— START Source data —

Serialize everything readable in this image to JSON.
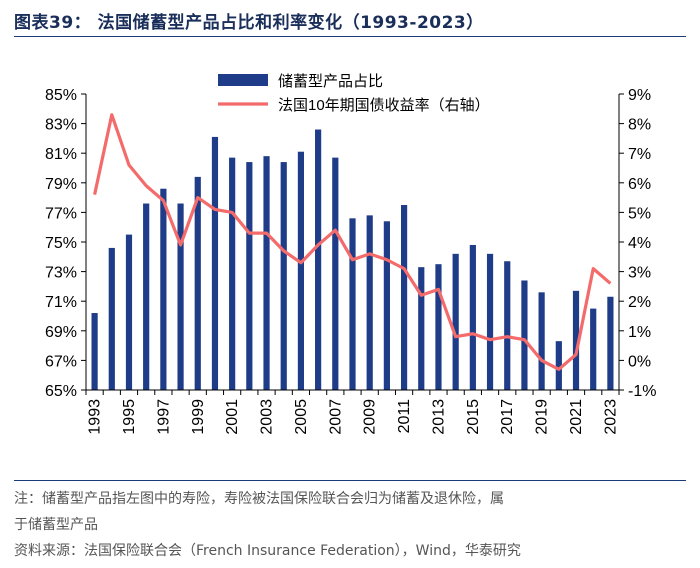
{
  "header": {
    "title": "图表39：  法国储蓄型产品占比和利率变化（1993-2023）"
  },
  "notes": {
    "line1": "注：储蓄型产品指左图中的寿险，寿险被法国保险联合会归为储蓄及退休险，属",
    "line2": "于储蓄型产品",
    "source": "资料来源：法国保险联合会（French Insurance Federation），Wind，华泰研究"
  },
  "chart_data": {
    "type": "bar+line",
    "title": "法国储蓄型产品占比和利率变化（1993-2023）",
    "x": [
      1993,
      1994,
      1995,
      1996,
      1997,
      1998,
      1999,
      2000,
      2001,
      2002,
      2003,
      2004,
      2005,
      2006,
      2007,
      2008,
      2009,
      2010,
      2011,
      2012,
      2013,
      2014,
      2015,
      2016,
      2017,
      2018,
      2019,
      2020,
      2021,
      2022,
      2023
    ],
    "x_tick_labels": [
      "1993",
      "1995",
      "1997",
      "1999",
      "2001",
      "2003",
      "2005",
      "2007",
      "2009",
      "2011",
      "2013",
      "2015",
      "2017",
      "2019",
      "2021",
      "2023"
    ],
    "left_axis": {
      "min": 65,
      "max": 85,
      "step": 2,
      "tick_labels": [
        "65%",
        "67%",
        "69%",
        "71%",
        "73%",
        "75%",
        "77%",
        "79%",
        "81%",
        "83%",
        "85%"
      ]
    },
    "right_axis": {
      "min": -1,
      "max": 9,
      "step": 1,
      "tick_labels": [
        "-1%",
        "0%",
        "1%",
        "2%",
        "3%",
        "4%",
        "5%",
        "6%",
        "7%",
        "8%",
        "9%"
      ]
    },
    "series": [
      {
        "name": "储蓄型产品占比",
        "kind": "bar",
        "axis": "left",
        "color": "#1f3c88",
        "values": [
          70.2,
          74.6,
          75.5,
          77.6,
          78.6,
          77.6,
          79.4,
          82.1,
          80.7,
          80.4,
          80.8,
          80.4,
          81.1,
          82.6,
          80.7,
          76.6,
          76.8,
          76.4,
          77.5,
          73.3,
          73.5,
          74.2,
          74.8,
          74.2,
          73.7,
          72.4,
          71.6,
          68.3,
          71.7,
          70.5,
          71.3
        ]
      },
      {
        "name": "法国10年期国债收益率（右轴）",
        "kind": "line",
        "axis": "right",
        "color": "#f46b6b",
        "values": [
          5.6,
          8.3,
          6.6,
          5.9,
          5.4,
          3.9,
          5.5,
          5.1,
          5.0,
          4.3,
          4.3,
          3.7,
          3.3,
          3.9,
          4.4,
          3.4,
          3.6,
          3.4,
          3.1,
          2.2,
          2.4,
          0.8,
          0.9,
          0.7,
          0.8,
          0.7,
          0.0,
          -0.3,
          0.2,
          3.1,
          2.6
        ]
      }
    ]
  }
}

— END Source data —

▶ [Task requirements]:
Make an exact copy of all entries above, dropping the images.

▶ [Reply to the task]:
Serialize everything readable in this image to JSON.
{
  "header": {
    "title": "图表39：  法国储蓄型产品占比和利率变化（1993-2023）"
  },
  "notes": {
    "line1": "注：储蓄型产品指左图中的寿险，寿险被法国保险联合会归为储蓄及退休险，属",
    "line2": "于储蓄型产品",
    "source": "资料来源：法国保险联合会（French Insurance Federation），Wind，华泰研究"
  },
  "chart_data": {
    "type": "bar+line",
    "title": "法国储蓄型产品占比和利率变化（1993-2023）",
    "x": [
      1993,
      1994,
      1995,
      1996,
      1997,
      1998,
      1999,
      2000,
      2001,
      2002,
      2003,
      2004,
      2005,
      2006,
      2007,
      2008,
      2009,
      2010,
      2011,
      2012,
      2013,
      2014,
      2015,
      2016,
      2017,
      2018,
      2019,
      2020,
      2021,
      2022,
      2023
    ],
    "x_tick_labels": [
      "1993",
      "1995",
      "1997",
      "1999",
      "2001",
      "2003",
      "2005",
      "2007",
      "2009",
      "2011",
      "2013",
      "2015",
      "2017",
      "2019",
      "2021",
      "2023"
    ],
    "left_axis": {
      "min": 65,
      "max": 85,
      "step": 2,
      "tick_labels": [
        "65%",
        "67%",
        "69%",
        "71%",
        "73%",
        "75%",
        "77%",
        "79%",
        "81%",
        "83%",
        "85%"
      ]
    },
    "right_axis": {
      "min": -1,
      "max": 9,
      "step": 1,
      "tick_labels": [
        "-1%",
        "0%",
        "1%",
        "2%",
        "3%",
        "4%",
        "5%",
        "6%",
        "7%",
        "8%",
        "9%"
      ]
    },
    "series": [
      {
        "name": "储蓄型产品占比",
        "kind": "bar",
        "axis": "left",
        "color": "#1f3c88",
        "values": [
          70.2,
          74.6,
          75.5,
          77.6,
          78.6,
          77.6,
          79.4,
          82.1,
          80.7,
          80.4,
          80.8,
          80.4,
          81.1,
          82.6,
          80.7,
          76.6,
          76.8,
          76.4,
          77.5,
          73.3,
          73.5,
          74.2,
          74.8,
          74.2,
          73.7,
          72.4,
          71.6,
          68.3,
          71.7,
          70.5,
          71.3
        ]
      },
      {
        "name": "法国10年期国债收益率（右轴）",
        "kind": "line",
        "axis": "right",
        "color": "#f46b6b",
        "values": [
          5.6,
          8.3,
          6.6,
          5.9,
          5.4,
          3.9,
          5.5,
          5.1,
          5.0,
          4.3,
          4.3,
          3.7,
          3.3,
          3.9,
          4.4,
          3.4,
          3.6,
          3.4,
          3.1,
          2.2,
          2.4,
          0.8,
          0.9,
          0.7,
          0.8,
          0.7,
          0.0,
          -0.3,
          0.2,
          3.1,
          2.6
        ]
      }
    ]
  }
}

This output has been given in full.